▶ **Recorded data**:
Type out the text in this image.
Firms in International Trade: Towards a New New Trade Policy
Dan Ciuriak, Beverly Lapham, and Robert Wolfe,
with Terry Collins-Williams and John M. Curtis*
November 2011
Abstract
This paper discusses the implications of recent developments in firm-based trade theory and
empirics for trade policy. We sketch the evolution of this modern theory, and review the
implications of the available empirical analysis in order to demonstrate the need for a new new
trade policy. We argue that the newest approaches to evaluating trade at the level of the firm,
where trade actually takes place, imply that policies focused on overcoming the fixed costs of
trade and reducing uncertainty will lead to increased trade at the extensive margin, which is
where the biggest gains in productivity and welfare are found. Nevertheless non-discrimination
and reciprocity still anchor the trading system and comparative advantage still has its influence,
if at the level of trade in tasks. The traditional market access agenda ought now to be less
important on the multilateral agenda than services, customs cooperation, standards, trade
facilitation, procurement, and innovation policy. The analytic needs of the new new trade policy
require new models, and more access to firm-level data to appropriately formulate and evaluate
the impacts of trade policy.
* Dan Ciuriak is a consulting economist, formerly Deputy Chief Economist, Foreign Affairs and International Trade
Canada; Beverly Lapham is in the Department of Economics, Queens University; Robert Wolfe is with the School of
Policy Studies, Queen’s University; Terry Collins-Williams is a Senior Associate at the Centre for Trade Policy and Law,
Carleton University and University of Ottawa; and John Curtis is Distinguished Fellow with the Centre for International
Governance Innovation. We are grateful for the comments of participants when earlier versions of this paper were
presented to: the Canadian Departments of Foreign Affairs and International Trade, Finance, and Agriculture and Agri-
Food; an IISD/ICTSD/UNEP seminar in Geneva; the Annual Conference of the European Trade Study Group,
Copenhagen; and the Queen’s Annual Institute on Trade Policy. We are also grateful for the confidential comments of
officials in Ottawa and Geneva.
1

▶ **To be done**:
Copy out each line above, character for character.

▶ **Solution to the exercise**:
Type out the text in this image.
Firms in International Trade: Towards a New New Trade Policy
Dan Ciuriak, Beverly Lapham, and Robert Wolfe,
with Terry Collins-Williams and John M. Curtis*
November 2011
Abstract
This paper discusses the implications of recent developments in firm-based trade theory and
empirics for trade policy. We sketch the evolution of this modern theory, and review the
implications of the available empirical analysis in order to demonstrate the need for a new new
trade policy. We argue that the newest approaches to evaluating trade at the level of the firm,
where trade actually takes place, imply that policies focused on overcoming the fixed costs of
trade and reducing uncertainty will lead to increased trade at the extensive margin, which is
where the biggest gains in productivity and welfare are found. Nevertheless non-discrimination
and reciprocity still anchor the trading system and comparative advantage still has its influence,
if at the level of trade in tasks. The traditional market access agenda ought now to be less
important on the multilateral agenda than services, customs cooperation, standards, trade
facilitation, procurement, and innovation policy. The analytic needs of the new new trade policy
require new models, and more access to firm-level data to appropriately formulate and evaluate
the impacts of trade policy.
* Dan Ciuriak is a consulting economist, formerly Deputy Chief Economist, Foreign Affairs and International Trade
Canada; Beverly Lapham is in the Department of Economics, Queens University; Robert Wolfe is with the School of
Policy Studies, Queen’s University; Terry Collins-Williams is a Senior Associate at the Centre for Trade Policy and Law,
Carleton University and University of Ottawa; and John Curtis is Distinguished Fellow with the Centre for International
Governance Innovation. We are grateful for the comments of participants when earlier versions of this paper were
presented to: the Canadian Departments of Foreign Affairs and International Trade, Finance, and Agriculture and Agri-
Food; an IISD/ICTSD/UNEP seminar in Geneva; the Annual Conference of the European Trade Study Group,
Copenhagen; and the Queen’s Annual Institute on Trade Policy. We are also grateful for the confidential comments of
officials in Ottawa and Geneva.
1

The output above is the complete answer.